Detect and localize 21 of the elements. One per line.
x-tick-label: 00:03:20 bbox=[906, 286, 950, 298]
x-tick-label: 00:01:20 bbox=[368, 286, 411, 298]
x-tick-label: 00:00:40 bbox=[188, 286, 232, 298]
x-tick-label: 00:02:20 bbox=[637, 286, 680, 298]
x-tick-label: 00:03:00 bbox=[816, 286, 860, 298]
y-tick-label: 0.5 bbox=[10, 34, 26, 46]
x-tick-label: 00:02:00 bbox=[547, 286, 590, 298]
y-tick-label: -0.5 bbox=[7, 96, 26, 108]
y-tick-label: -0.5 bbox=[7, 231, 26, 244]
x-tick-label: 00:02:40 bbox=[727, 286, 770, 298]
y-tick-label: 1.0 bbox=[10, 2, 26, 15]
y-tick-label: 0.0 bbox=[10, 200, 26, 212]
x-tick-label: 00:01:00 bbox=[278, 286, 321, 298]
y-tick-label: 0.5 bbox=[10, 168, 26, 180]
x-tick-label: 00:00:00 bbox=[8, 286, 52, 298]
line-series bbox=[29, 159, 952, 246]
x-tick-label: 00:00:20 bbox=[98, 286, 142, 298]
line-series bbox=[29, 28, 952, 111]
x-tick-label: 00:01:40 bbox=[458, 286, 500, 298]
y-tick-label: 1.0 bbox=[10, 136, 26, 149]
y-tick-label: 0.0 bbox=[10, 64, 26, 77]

- Task requirements: Duplicate the material from its first line up to and including the line with "x-tick-label: 00:03:00 bbox=[816, 286, 860, 298]".

- Exercise output:
Detect and localize 21 of the elements. One per line.
x-tick-label: 00:03:20 bbox=[906, 286, 950, 298]
x-tick-label: 00:01:20 bbox=[368, 286, 411, 298]
x-tick-label: 00:00:40 bbox=[188, 286, 232, 298]
x-tick-label: 00:02:20 bbox=[637, 286, 680, 298]
x-tick-label: 00:03:00 bbox=[816, 286, 860, 298]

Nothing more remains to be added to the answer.